● Dataset excerpts
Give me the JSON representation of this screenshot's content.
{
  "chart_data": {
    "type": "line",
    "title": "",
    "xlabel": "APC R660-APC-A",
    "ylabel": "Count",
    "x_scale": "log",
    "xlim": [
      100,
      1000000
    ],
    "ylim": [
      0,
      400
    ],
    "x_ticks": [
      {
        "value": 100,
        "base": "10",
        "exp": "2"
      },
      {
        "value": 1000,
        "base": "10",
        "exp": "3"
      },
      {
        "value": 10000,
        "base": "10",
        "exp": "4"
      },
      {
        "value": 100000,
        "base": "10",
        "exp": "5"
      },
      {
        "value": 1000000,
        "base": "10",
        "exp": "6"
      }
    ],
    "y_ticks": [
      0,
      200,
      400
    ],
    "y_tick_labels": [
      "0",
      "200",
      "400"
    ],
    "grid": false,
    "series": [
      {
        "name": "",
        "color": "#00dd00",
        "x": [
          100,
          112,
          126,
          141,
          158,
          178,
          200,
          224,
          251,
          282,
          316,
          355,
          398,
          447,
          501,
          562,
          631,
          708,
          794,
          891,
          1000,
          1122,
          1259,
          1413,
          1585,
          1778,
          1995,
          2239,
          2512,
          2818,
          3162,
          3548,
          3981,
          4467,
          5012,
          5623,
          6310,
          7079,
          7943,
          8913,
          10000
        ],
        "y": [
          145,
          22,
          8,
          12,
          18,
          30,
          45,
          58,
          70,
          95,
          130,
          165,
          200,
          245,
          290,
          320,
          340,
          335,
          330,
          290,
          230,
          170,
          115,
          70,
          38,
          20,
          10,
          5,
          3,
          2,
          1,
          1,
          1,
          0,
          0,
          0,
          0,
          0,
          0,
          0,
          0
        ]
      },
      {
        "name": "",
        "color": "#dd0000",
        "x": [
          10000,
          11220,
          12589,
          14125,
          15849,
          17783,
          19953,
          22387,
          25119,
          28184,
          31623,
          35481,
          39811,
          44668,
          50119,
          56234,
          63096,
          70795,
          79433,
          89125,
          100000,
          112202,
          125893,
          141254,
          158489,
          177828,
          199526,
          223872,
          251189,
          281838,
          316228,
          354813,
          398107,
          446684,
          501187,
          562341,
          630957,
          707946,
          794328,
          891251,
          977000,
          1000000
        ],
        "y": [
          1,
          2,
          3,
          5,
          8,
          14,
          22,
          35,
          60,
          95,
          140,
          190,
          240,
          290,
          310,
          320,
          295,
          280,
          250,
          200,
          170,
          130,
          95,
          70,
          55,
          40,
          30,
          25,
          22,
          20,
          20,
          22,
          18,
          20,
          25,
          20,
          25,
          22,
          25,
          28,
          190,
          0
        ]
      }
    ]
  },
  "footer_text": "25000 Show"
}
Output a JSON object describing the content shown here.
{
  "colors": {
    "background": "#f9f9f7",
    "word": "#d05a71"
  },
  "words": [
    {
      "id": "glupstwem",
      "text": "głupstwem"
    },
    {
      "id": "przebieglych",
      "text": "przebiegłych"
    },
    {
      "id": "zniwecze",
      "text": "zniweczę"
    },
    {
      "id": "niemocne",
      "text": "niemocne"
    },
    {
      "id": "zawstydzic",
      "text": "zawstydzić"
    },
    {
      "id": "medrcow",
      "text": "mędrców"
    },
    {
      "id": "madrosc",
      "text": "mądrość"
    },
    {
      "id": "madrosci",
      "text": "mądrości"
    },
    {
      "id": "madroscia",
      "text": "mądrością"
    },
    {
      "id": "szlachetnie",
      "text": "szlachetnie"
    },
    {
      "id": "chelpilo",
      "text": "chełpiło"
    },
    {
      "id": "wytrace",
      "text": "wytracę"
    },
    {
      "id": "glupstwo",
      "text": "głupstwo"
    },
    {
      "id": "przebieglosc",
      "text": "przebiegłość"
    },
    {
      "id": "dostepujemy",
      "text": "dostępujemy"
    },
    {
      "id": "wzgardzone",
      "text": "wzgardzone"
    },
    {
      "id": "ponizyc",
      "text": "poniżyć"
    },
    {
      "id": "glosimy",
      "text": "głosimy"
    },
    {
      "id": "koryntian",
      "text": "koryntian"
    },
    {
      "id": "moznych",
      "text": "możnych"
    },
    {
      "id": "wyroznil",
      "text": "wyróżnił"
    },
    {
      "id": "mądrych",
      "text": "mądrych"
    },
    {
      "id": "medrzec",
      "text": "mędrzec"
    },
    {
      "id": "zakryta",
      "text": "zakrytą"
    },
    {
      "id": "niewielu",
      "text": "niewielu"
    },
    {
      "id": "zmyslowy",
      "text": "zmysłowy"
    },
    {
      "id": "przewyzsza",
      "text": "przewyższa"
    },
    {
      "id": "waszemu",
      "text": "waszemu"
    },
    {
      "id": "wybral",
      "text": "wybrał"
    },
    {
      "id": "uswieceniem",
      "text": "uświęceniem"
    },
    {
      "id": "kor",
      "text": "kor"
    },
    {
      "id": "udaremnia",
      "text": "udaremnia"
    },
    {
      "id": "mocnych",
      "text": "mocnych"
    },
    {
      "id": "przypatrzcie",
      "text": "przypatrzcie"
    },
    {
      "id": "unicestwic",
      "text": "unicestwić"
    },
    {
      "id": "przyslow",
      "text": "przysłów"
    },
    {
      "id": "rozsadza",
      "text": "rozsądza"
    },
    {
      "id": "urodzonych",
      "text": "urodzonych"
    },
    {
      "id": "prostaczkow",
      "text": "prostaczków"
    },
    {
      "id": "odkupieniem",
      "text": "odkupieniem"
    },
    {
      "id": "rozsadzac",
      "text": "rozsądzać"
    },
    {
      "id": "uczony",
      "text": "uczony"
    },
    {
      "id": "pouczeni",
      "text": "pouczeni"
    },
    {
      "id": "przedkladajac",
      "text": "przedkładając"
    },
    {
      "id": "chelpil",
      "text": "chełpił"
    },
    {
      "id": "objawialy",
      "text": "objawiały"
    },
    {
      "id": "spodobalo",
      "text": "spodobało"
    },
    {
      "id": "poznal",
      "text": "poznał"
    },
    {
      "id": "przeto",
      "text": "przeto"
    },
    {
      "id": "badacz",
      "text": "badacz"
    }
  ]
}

● What you should do
Give a word-for-word copy of the records.

● Answer to this exercise
Give me the JSON representation of this screenshot's content.
{
  "chart_data": {
    "type": "line",
    "title": "",
    "xlabel": "APC R660-APC-A",
    "ylabel": "Count",
    "x_scale": "log",
    "xlim": [
      100,
      1000000
    ],
    "ylim": [
      0,
      400
    ],
    "x_ticks": [
      {
        "value": 100,
        "base": "10",
        "exp": "2"
      },
      {
        "value": 1000,
        "base": "10",
        "exp": "3"
      },
      {
        "value": 10000,
        "base": "10",
        "exp": "4"
      },
      {
        "value": 100000,
        "base": "10",
        "exp": "5"
      },
      {
        "value": 1000000,
        "base": "10",
        "exp": "6"
      }
    ],
    "y_ticks": [
      0,
      200,
      400
    ],
    "y_tick_labels": [
      "0",
      "200",
      "400"
    ],
    "grid": false,
    "series": [
      {
        "name": "",
        "color": "#00dd00",
        "x": [
          100,
          112,
          126,
          141,
          158,
          178,
          200,
          224,
          251,
          282,
          316,
          355,
          398,
          447,
          501,
          562,
          631,
          708,
          794,
          891,
          1000,
          1122,
          1259,
          1413,
          1585,
          1778,
          1995,
          2239,
          2512,
          2818,
          3162,
          3548,
          3981,
          4467,
          5012,
          5623,
          6310,
          7079,
          7943,
          8913,
          10000
        ],
        "y": [
          145,
          22,
          8,
          12,
          18,
          30,
          45,
          58,
          70,
          95,
          130,
          165,
          200,
          245,
          290,
          320,
          340,
          335,
          330,
          290,
          230,
          170,
          115,
          70,
          38,
          20,
          10,
          5,
          3,
          2,
          1,
          1,
          1,
          0,
          0,
          0,
          0,
          0,
          0,
          0,
          0
        ]
      },
      {
        "name": "",
        "color": "#dd0000",
        "x": [
          10000,
          11220,
          12589,
          14125,
          15849,
          17783,
          19953,
          22387,
          25119,
          28184,
          31623,
          35481,
          39811,
          44668,
          50119,
          56234,
          63096,
          70795,
          79433,
          89125,
          100000,
          112202,
          125893,
          141254,
          158489,
          177828,
          199526,
          223872,
          251189,
          281838,
          316228,
          354813,
          398107,
          446684,
          501187,
          562341,
          630957,
          707946,
          794328,
          891251,
          977000,
          1000000
        ],
        "y": [
          1,
          2,
          3,
          5,
          8,
          14,
          22,
          35,
          60,
          95,
          140,
          190,
          240,
          290,
          310,
          320,
          295,
          280,
          250,
          200,
          170,
          130,
          95,
          70,
          55,
          40,
          30,
          25,
          22,
          20,
          20,
          22,
          18,
          20,
          25,
          20,
          25,
          22,
          25,
          28,
          190,
          0
        ]
      }
    ]
  },
  "footer_text": "25000 Show"
}
Output a JSON object describing the content shown here.
{
  "colors": {
    "background": "#f9f9f7",
    "word": "#d05a71"
  },
  "words": [
    {
      "id": "glupstwem",
      "text": "głupstwem"
    },
    {
      "id": "przebieglych",
      "text": "przebiegłych"
    },
    {
      "id": "zniwecze",
      "text": "zniweczę"
    },
    {
      "id": "niemocne",
      "text": "niemocne"
    },
    {
      "id": "zawstydzic",
      "text": "zawstydzić"
    },
    {
      "id": "medrcow",
      "text": "mędrców"
    },
    {
      "id": "madrosc",
      "text": "mądrość"
    },
    {
      "id": "madrosci",
      "text": "mądrości"
    },
    {
      "id": "madroscia",
      "text": "mądrością"
    },
    {
      "id": "szlachetnie",
      "text": "szlachetnie"
    },
    {
      "id": "chelpilo",
      "text": "chełpiło"
    },
    {
      "id": "wytrace",
      "text": "wytracę"
    },
    {
      "id": "glupstwo",
      "text": "głupstwo"
    },
    {
      "id": "przebieglosc",
      "text": "przebiegłość"
    },
    {
      "id": "dostepujemy",
      "text": "dostępujemy"
    },
    {
      "id": "wzgardzone",
      "text": "wzgardzone"
    },
    {
      "id": "ponizyc",
      "text": "poniżyć"
    },
    {
      "id": "glosimy",
      "text": "głosimy"
    },
    {
      "id": "koryntian",
      "text": "koryntian"
    },
    {
      "id": "moznych",
      "text": "możnych"
    },
    {
      "id": "wyroznil",
      "text": "wyróżnił"
    },
    {
      "id": "mądrych",
      "text": "mądrych"
    },
    {
      "id": "medrzec",
      "text": "mędrzec"
    },
    {
      "id": "zakryta",
      "text": "zakrytą"
    },
    {
      "id": "niewielu",
      "text": "niewielu"
    },
    {
      "id": "zmyslowy",
      "text": "zmysłowy"
    },
    {
      "id": "przewyzsza",
      "text": "przewyższa"
    },
    {
      "id": "waszemu",
      "text": "waszemu"
    },
    {
      "id": "wybral",
      "text": "wybrał"
    },
    {
      "id": "uswieceniem",
      "text": "uświęceniem"
    },
    {
      "id": "kor",
      "text": "kor"
    },
    {
      "id": "udaremnia",
      "text": "udaremnia"
    },
    {
      "id": "mocnych",
      "text": "mocnych"
    },
    {
      "id": "przypatrzcie",
      "text": "przypatrzcie"
    },
    {
      "id": "unicestwic",
      "text": "unicestwić"
    },
    {
      "id": "przyslow",
      "text": "przysłów"
    },
    {
      "id": "rozsadza",
      "text": "rozsądza"
    },
    {
      "id": "urodzonych",
      "text": "urodzonych"
    },
    {
      "id": "prostaczkow",
      "text": "prostaczków"
    },
    {
      "id": "odkupieniem",
      "text": "odkupieniem"
    },
    {
      "id": "rozsadzac",
      "text": "rozsądzać"
    },
    {
      "id": "uczony",
      "text": "uczony"
    },
    {
      "id": "pouczeni",
      "text": "pouczeni"
    },
    {
      "id": "przedkladajac",
      "text": "przedkładając"
    },
    {
      "id": "chelpil",
      "text": "chełpił"
    },
    {
      "id": "objawialy",
      "text": "objawiały"
    },
    {
      "id": "spodobalo",
      "text": "spodobało"
    },
    {
      "id": "poznal",
      "text": "poznał"
    },
    {
      "id": "przeto",
      "text": "przeto"
    },
    {
      "id": "badacz",
      "text": "badacz"
    }
  ]
}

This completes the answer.